--- Supplied material ---
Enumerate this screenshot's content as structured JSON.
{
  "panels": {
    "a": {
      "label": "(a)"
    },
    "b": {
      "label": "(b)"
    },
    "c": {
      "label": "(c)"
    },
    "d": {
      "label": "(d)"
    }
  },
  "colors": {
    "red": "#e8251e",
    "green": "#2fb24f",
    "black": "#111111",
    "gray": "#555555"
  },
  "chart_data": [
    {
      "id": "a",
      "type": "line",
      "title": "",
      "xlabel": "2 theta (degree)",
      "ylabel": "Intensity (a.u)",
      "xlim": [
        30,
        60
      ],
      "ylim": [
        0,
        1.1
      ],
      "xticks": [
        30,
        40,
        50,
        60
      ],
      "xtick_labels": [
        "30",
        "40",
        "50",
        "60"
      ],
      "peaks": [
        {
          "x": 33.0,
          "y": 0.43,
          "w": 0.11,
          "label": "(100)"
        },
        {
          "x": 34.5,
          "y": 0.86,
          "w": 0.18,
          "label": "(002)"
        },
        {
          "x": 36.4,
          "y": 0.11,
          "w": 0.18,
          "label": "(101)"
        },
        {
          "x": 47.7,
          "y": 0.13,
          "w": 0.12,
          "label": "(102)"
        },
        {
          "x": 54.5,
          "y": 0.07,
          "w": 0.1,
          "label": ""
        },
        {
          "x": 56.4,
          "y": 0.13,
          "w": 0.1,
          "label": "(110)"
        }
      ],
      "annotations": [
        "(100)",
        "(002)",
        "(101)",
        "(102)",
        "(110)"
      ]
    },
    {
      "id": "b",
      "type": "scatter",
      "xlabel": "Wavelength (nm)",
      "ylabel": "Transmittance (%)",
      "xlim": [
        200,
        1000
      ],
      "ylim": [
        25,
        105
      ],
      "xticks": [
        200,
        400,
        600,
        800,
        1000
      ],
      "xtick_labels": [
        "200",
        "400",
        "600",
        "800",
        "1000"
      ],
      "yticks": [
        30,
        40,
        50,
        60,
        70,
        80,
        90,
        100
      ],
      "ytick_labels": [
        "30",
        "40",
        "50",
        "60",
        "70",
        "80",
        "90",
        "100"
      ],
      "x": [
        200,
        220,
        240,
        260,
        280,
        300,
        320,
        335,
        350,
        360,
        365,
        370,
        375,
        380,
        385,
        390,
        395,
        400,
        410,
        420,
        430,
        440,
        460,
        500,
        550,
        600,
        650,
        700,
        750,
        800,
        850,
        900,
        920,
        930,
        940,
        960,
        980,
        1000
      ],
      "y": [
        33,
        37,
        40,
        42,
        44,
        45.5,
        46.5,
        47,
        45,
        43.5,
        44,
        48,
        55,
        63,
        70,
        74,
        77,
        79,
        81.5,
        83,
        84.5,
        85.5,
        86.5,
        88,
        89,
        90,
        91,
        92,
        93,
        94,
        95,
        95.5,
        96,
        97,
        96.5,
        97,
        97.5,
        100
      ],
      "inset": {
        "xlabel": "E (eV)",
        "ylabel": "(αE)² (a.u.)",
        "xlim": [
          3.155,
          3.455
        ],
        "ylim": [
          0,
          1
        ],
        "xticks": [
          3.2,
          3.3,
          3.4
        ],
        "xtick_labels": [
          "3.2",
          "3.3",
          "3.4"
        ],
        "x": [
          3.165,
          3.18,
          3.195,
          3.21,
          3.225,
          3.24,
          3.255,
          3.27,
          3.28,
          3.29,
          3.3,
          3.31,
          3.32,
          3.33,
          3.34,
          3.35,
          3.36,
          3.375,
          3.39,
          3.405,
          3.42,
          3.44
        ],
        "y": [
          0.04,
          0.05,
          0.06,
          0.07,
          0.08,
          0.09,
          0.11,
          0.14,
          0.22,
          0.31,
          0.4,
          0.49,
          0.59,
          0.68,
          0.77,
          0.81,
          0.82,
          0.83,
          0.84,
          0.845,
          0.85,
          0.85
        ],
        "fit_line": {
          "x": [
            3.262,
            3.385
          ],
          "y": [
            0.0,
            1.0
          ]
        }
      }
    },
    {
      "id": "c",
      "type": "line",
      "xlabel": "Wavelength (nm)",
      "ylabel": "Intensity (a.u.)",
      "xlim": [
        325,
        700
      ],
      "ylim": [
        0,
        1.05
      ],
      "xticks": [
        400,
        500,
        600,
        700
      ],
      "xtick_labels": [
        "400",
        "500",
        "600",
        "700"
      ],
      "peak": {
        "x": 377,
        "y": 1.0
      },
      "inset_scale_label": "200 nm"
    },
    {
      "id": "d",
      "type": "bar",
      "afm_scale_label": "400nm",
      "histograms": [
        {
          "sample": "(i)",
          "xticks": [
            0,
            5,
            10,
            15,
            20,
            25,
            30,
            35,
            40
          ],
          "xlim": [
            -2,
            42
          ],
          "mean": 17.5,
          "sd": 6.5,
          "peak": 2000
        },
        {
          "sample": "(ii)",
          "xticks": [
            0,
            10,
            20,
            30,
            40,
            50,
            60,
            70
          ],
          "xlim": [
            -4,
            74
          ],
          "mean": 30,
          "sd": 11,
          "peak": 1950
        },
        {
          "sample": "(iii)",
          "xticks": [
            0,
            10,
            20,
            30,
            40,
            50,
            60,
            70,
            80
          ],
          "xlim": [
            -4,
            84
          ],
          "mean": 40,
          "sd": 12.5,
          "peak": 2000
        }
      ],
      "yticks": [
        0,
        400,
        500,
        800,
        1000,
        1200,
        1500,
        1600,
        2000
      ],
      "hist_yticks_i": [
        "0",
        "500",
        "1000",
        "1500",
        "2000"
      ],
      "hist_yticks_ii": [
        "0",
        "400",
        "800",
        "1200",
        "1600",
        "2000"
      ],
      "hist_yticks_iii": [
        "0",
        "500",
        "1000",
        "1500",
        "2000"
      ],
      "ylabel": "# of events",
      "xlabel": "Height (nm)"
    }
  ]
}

...

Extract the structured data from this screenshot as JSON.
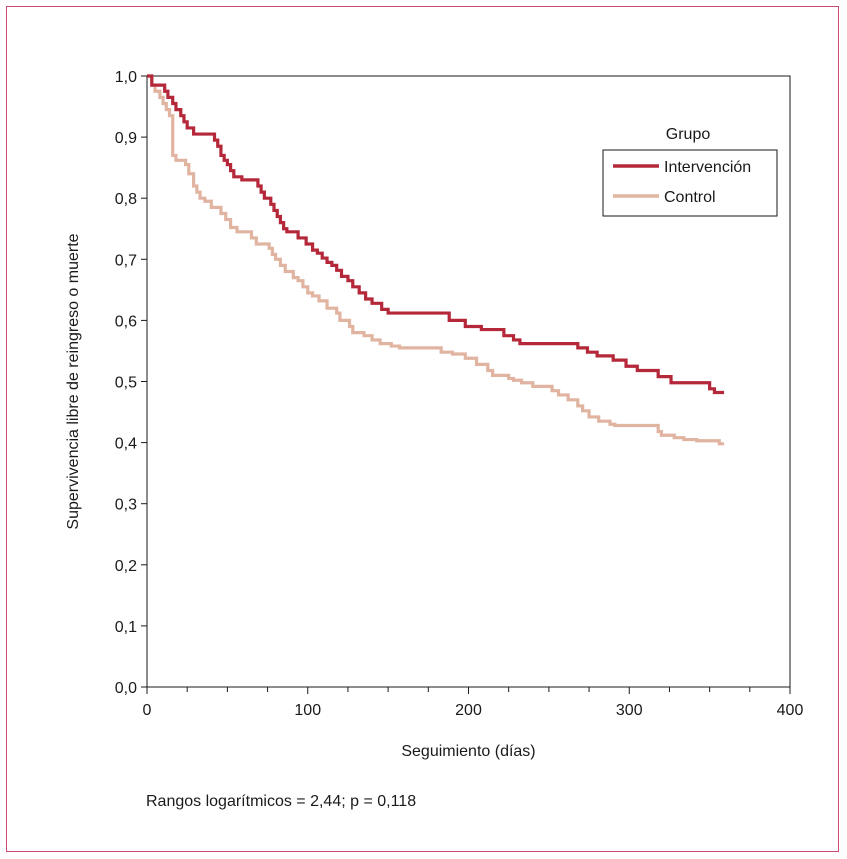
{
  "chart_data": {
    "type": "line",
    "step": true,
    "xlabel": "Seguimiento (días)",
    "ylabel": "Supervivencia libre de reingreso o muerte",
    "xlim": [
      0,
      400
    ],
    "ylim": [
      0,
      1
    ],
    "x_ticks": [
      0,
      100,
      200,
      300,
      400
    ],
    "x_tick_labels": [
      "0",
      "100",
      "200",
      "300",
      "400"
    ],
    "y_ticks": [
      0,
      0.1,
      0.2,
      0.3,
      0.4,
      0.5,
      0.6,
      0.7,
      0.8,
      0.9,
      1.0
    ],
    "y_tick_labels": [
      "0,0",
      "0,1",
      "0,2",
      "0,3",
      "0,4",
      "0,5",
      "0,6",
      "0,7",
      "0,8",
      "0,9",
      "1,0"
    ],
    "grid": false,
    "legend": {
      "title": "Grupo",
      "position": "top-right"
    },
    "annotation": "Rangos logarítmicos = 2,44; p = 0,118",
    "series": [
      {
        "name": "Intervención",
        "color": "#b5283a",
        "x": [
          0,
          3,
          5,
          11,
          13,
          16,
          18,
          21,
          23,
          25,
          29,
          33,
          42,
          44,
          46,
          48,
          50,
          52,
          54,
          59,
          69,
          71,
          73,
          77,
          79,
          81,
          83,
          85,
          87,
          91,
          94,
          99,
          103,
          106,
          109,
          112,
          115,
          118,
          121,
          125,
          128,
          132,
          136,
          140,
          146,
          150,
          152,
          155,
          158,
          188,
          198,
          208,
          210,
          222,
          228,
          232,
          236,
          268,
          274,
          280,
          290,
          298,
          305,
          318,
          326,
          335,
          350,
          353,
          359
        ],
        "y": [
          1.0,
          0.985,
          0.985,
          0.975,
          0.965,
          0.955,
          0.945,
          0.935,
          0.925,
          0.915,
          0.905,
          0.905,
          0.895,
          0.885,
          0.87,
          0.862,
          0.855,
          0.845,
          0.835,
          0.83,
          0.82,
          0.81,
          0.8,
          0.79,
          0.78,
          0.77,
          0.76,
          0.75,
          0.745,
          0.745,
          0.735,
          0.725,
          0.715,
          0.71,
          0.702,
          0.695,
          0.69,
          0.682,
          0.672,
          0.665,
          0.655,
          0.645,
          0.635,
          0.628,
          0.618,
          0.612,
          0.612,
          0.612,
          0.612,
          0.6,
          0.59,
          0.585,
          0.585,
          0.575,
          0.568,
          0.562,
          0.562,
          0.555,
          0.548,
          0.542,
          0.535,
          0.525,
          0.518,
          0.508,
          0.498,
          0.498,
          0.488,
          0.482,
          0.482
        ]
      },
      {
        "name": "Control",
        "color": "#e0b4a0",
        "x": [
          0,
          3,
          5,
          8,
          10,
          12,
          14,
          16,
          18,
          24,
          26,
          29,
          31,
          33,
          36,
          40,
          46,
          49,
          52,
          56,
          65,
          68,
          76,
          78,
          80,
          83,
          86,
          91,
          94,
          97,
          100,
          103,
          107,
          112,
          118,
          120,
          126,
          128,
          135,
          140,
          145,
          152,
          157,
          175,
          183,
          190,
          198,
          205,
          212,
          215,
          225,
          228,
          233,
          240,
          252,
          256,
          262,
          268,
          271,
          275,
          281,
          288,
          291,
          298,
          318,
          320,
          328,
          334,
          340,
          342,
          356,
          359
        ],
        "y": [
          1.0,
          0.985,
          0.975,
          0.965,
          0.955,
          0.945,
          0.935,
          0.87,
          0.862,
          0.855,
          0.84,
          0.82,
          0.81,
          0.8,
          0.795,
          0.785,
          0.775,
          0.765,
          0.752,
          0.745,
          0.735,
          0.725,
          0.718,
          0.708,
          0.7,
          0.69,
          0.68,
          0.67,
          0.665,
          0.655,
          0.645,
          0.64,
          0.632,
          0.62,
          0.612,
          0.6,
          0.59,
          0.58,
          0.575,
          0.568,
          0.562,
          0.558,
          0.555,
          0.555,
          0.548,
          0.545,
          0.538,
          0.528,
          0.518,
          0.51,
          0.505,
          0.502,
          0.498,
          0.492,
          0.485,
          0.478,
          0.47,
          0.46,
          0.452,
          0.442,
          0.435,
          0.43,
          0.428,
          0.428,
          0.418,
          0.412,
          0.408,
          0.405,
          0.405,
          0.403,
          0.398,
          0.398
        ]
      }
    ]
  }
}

==

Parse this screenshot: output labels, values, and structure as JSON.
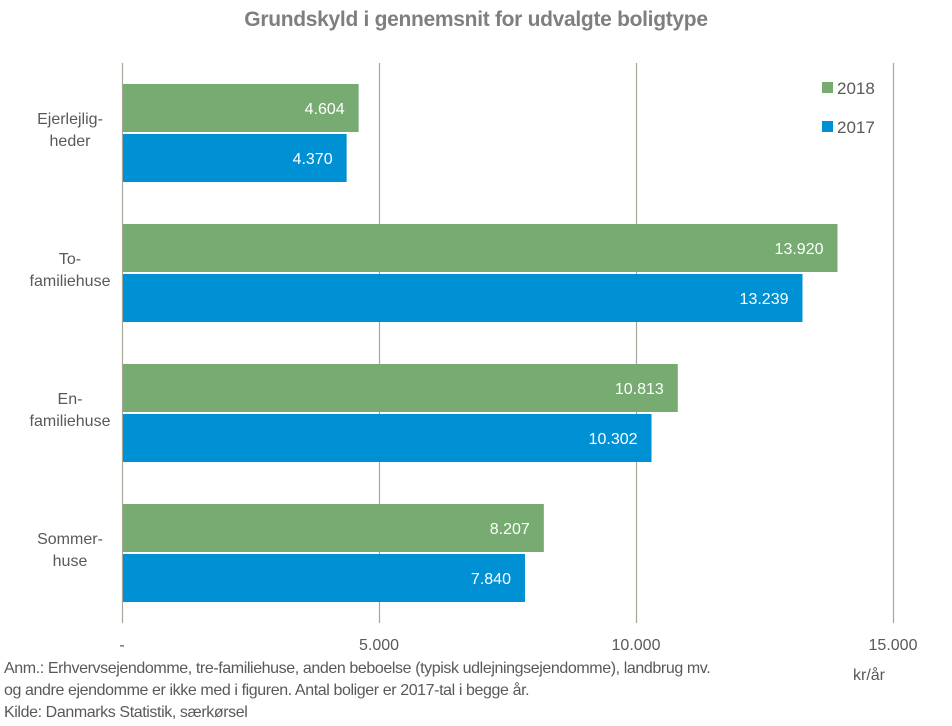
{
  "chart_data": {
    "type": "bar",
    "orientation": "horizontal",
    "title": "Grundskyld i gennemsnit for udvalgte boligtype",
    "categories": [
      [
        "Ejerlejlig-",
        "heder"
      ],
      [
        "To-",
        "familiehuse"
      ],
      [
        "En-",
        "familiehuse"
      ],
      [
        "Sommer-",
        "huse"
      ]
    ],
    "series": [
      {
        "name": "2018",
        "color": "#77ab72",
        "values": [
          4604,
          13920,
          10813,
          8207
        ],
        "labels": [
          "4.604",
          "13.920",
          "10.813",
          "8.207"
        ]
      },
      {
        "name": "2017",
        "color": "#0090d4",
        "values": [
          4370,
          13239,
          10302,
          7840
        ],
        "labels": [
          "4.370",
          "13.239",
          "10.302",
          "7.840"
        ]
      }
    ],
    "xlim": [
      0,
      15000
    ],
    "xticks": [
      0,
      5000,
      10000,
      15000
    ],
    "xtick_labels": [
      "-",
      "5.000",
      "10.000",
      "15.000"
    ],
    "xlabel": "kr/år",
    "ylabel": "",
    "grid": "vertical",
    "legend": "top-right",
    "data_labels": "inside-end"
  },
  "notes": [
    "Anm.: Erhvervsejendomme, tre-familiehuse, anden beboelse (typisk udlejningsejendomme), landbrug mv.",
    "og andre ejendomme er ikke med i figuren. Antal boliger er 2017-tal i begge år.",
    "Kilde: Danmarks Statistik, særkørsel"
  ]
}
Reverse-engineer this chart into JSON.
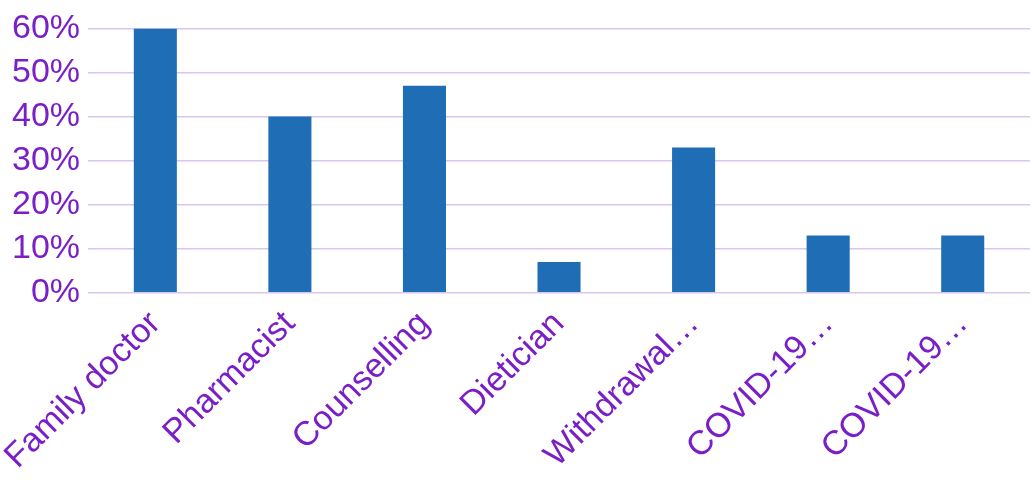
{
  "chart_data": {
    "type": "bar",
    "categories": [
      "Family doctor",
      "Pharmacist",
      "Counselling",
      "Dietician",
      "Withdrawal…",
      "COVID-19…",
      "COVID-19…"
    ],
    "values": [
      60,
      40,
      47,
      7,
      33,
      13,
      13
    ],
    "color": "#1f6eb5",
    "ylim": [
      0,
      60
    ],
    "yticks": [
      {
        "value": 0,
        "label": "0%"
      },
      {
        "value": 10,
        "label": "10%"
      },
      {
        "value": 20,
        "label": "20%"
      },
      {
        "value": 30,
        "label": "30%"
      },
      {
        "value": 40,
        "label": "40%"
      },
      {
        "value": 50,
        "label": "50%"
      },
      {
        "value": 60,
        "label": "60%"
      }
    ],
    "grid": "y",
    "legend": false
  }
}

--- Required task ---
From the records above, copy every line that holds the word "legend".

--- Response for this exercise ---
    "legend": {
    "legend": "top-right",
    "legend": false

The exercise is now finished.